------ PROVIDED INFORMATION ------

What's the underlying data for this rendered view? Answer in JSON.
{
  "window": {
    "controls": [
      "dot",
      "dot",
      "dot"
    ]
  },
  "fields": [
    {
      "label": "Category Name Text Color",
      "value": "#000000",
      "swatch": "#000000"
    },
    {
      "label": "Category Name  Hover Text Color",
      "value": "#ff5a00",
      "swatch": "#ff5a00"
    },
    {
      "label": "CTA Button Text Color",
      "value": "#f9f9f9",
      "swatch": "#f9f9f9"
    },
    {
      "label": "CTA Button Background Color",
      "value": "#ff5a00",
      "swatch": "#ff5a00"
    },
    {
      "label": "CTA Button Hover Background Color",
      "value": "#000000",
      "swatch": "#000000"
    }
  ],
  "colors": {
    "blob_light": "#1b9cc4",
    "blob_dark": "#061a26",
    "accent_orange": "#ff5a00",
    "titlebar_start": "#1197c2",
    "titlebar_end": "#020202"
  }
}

------

REQUIREMENTS
Repeat every line of the material exactly as given.

EXERCISE RESULT
What's the underlying data for this rendered view? Answer in JSON.
{
  "window": {
    "controls": [
      "dot",
      "dot",
      "dot"
    ]
  },
  "fields": [
    {
      "label": "Category Name Text Color",
      "value": "#000000",
      "swatch": "#000000"
    },
    {
      "label": "Category Name  Hover Text Color",
      "value": "#ff5a00",
      "swatch": "#ff5a00"
    },
    {
      "label": "CTA Button Text Color",
      "value": "#f9f9f9",
      "swatch": "#f9f9f9"
    },
    {
      "label": "CTA Button Background Color",
      "value": "#ff5a00",
      "swatch": "#ff5a00"
    },
    {
      "label": "CTA Button Hover Background Color",
      "value": "#000000",
      "swatch": "#000000"
    }
  ],
  "colors": {
    "blob_light": "#1b9cc4",
    "blob_dark": "#061a26",
    "accent_orange": "#ff5a00",
    "titlebar_start": "#1197c2",
    "titlebar_end": "#020202"
  }
}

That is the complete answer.